Extracted data entries

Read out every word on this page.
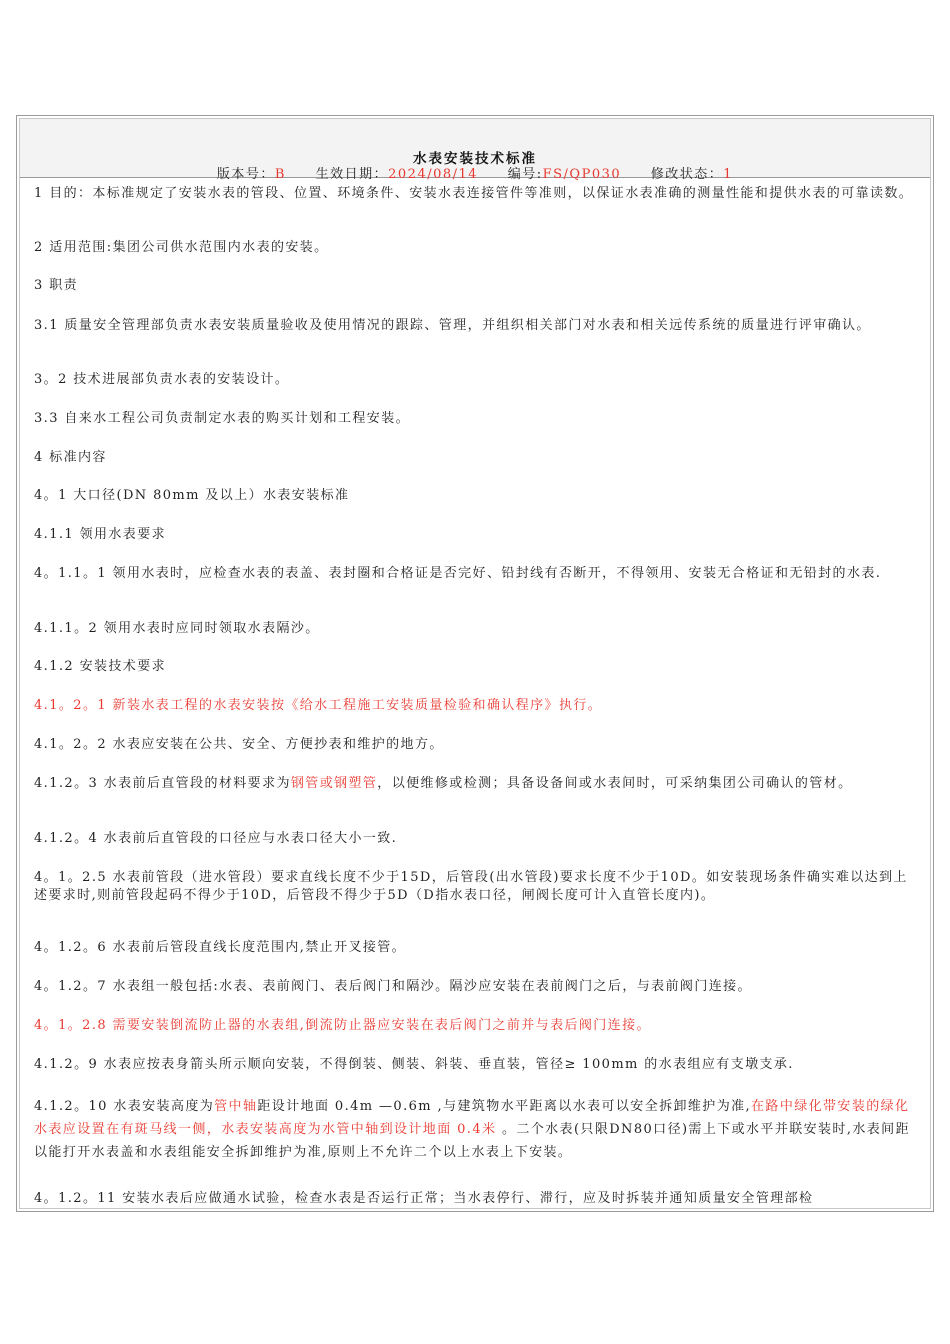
水表安装技术标准
版本号：B 生效日期：2024/08/14 编号:FS/QP030 修改状态：1

1 目的：本标准规定了安装水表的管段、位置、环境条件、安装水表连接管件等准则，以保证水表准确的测量性能和提供水表的可靠读数。

2 适用范围:集团公司供水范围内水表的安装。

3 职责

3.1 质量安全管理部负责水表安装质量验收及使用情况的跟踪、管理，并组织相关部门对水表和相关远传系统的质量进行评审确认。

3。2 技术进展部负责水表的安装设计。

3.3 自来水工程公司负责制定水表的购买计划和工程安装。

4 标准内容

4。1 大口径(DN 80mm 及以上）水表安装标准

4.1.1 领用水表要求

4。1.1。1 领用水表时，应检查水表的表盖、表封圈和合格证是否完好、铅封线有否断开，不得领用、安装无合格证和无铅封的水表.

4.1.1。2 领用水表时应同时领取水表隔沙。

4.1.2 安装技术要求

4.1。2。1 新装水表工程的水表安装按《给水工程施工安装质量检验和确认程序》执行。

4.1。2。2 水表应安装在公共、安全、方便抄表和维护的地方。

4.1.2。3 水表前后直管段的材料要求为钢管或钢塑管，以便维修或检测；具备设备间或水表间时，可采纳集团公司确认的管材。

4.1.2。4 水表前后直管段的口径应与水表口径大小一致.

4。1。2.5 水表前管段（进水管段）要求直线长度不少于15D，后管段(出水管段)要求长度不少于10D。如安装现场条件确实难以达到上述要求时,则前管段起码不得少于10D，后管段不得少于5D（D指水表口径，闸阀长度可计入直管长度内)。

4。1.2。6 水表前后管段直线长度范围内,禁止开叉接管。

4。1.2。7 水表组一般包括:水表、表前阀门、表后阀门和隔沙。隔沙应安装在表前阀门之后，与表前阀门连接。

4。1。2.8 需要安装倒流防止器的水表组,倒流防止器应安装在表后阀门之前并与表后阀门连接。

4.1.2。9 水表应按表身箭头所示顺向安装，不得倒装、侧装、斜装、垂直装，管径≥ 100mm 的水表组应有支墩支承.

4.1.2。10 水表安装高度为管中轴距设计地面 0.4m —0.6m ,与建筑物水平距离以水表可以安全拆卸维护为准,在路中绿化带安装的绿化水表应设置在有斑马线一侧，水表安装高度为水管中轴到设计地面 0.4米 。二个水表(只限DN80口径)需上下或水平并联安装时,水表间距以能打开水表盖和水表组能安全拆卸维护为准,原则上不允许二个以上水表上下安装。

4。1.2。11 安装水表后应做通水试验，检查水表是否运行正常；当水表停行、滞行，应及时拆装并通知质量安全管理部检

Set task
Keep the pictures out and write out the records exactly.

The completed task
Read out every word on this page.
水表安装技术标准
版本号：B 生效日期：2024/08/14 编号:FS/QP030 修改状态：1

1 目的：本标准规定了安装水表的管段、位置、环境条件、安装水表连接管件等准则，以保证水表准确的测量性能和提供水表的可靠读数。

2 适用范围:集团公司供水范围内水表的安装。

3 职责

3.1 质量安全管理部负责水表安装质量验收及使用情况的跟踪、管理，并组织相关部门对水表和相关远传系统的质量进行评审确认。

3。2 技术进展部负责水表的安装设计。

3.3 自来水工程公司负责制定水表的购买计划和工程安装。

4 标准内容

4。1 大口径(DN 80mm 及以上）水表安装标准

4.1.1 领用水表要求

4。1.1。1 领用水表时，应检查水表的表盖、表封圈和合格证是否完好、铅封线有否断开，不得领用、安装无合格证和无铅封的水表.

4.1.1。2 领用水表时应同时领取水表隔沙。

4.1.2 安装技术要求

4.1。2。1 新装水表工程的水表安装按《给水工程施工安装质量检验和确认程序》执行。

4.1。2。2 水表应安装在公共、安全、方便抄表和维护的地方。

4.1.2。3 水表前后直管段的材料要求为钢管或钢塑管，以便维修或检测；具备设备间或水表间时，可采纳集团公司确认的管材。

4.1.2。4 水表前后直管段的口径应与水表口径大小一致.

4。1。2.5 水表前管段（进水管段）要求直线长度不少于15D，后管段(出水管段)要求长度不少于10D。如安装现场条件确实难以达到上述要求时,则前管段起码不得少于10D，后管段不得少于5D（D指水表口径，闸阀长度可计入直管长度内)。

4。1.2。6 水表前后管段直线长度范围内,禁止开叉接管。

4。1.2。7 水表组一般包括:水表、表前阀门、表后阀门和隔沙。隔沙应安装在表前阀门之后，与表前阀门连接。

4。1。2.8 需要安装倒流防止器的水表组,倒流防止器应安装在表后阀门之前并与表后阀门连接。

4.1.2。9 水表应按表身箭头所示顺向安装，不得倒装、侧装、斜装、垂直装，管径≥ 100mm 的水表组应有支墩支承.

4.1.2。10 水表安装高度为管中轴距设计地面 0.4m —0.6m ,与建筑物水平距离以水表可以安全拆卸维护为准,在路中绿化带安装的绿化水表应设置在有斑马线一侧，水表安装高度为水管中轴到设计地面 0.4米 。二个水表(只限DN80口径)需上下或水平并联安装时,水表间距以能打开水表盖和水表组能安全拆卸维护为准,原则上不允许二个以上水表上下安装。

4。1.2。11 安装水表后应做通水试验，检查水表是否运行正常；当水表停行、滞行，应及时拆装并通知质量安全管理部检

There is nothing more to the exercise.